* _WORK TO DO_
Copy out each line below that has the word "artículo" in it.

[Dataset items]
[Start]
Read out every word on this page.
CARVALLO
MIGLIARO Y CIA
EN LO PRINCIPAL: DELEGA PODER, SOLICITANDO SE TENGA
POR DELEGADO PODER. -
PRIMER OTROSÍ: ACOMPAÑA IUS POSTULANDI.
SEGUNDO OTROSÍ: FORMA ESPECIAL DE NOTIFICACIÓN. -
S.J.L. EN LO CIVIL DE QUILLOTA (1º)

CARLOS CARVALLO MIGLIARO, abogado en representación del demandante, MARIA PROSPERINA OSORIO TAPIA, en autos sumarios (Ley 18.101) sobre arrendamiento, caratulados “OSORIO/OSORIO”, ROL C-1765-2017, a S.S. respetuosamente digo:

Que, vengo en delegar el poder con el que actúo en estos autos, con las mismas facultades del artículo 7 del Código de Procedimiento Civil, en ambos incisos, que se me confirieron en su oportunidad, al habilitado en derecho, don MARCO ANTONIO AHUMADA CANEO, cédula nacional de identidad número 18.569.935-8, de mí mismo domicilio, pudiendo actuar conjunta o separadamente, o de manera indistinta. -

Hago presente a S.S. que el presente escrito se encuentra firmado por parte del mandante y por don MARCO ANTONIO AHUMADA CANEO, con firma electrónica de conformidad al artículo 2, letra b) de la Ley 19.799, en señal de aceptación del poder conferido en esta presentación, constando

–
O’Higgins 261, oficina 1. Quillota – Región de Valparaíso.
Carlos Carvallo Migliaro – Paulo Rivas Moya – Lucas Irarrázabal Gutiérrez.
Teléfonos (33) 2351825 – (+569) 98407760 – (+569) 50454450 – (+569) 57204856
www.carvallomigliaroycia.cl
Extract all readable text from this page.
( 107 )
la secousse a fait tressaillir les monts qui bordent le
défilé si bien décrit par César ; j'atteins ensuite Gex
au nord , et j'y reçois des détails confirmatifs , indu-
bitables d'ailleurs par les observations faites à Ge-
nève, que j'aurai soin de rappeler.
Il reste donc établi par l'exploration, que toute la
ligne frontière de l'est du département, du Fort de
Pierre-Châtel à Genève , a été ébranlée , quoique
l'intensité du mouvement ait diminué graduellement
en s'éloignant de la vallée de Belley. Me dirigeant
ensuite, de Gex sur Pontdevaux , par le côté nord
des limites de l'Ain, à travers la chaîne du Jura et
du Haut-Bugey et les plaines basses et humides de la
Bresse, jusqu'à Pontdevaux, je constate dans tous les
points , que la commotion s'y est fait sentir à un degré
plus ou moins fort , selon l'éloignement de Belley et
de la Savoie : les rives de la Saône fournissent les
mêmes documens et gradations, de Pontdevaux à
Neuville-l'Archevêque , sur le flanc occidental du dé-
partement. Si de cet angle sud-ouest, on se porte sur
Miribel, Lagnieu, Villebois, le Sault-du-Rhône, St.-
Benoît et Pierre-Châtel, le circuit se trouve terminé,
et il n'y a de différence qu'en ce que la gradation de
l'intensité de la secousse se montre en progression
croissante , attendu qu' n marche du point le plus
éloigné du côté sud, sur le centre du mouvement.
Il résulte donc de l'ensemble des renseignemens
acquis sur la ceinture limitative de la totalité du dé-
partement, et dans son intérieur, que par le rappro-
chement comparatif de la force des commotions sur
[End]
* _EXPECTED ANSWER_
Que, vengo en delegar el poder con el que actúo en estos autos, con las mismas facultades del artículo 7 del Código de Procedimiento Civil, en ambos incisos, que se me confirieron en su oportunidad, al habilitado en derecho, don MARCO ANTONIO AHUMADA CANEO, cédula nacional de identidad número 18.569.935-8, de mí mismo domicilio, pudiendo actuar conjunta o separadamente, o de manera indistinta. -
Hago presente a S.S. que el presente escrito se encuentra firmado por parte del mandante y por don MARCO ANTONIO AHUMADA CANEO, con firma electrónica de conformidad al artículo 2, letra b) de la Ley 19.799, en señal de aceptación del poder conferido en esta presentación, constando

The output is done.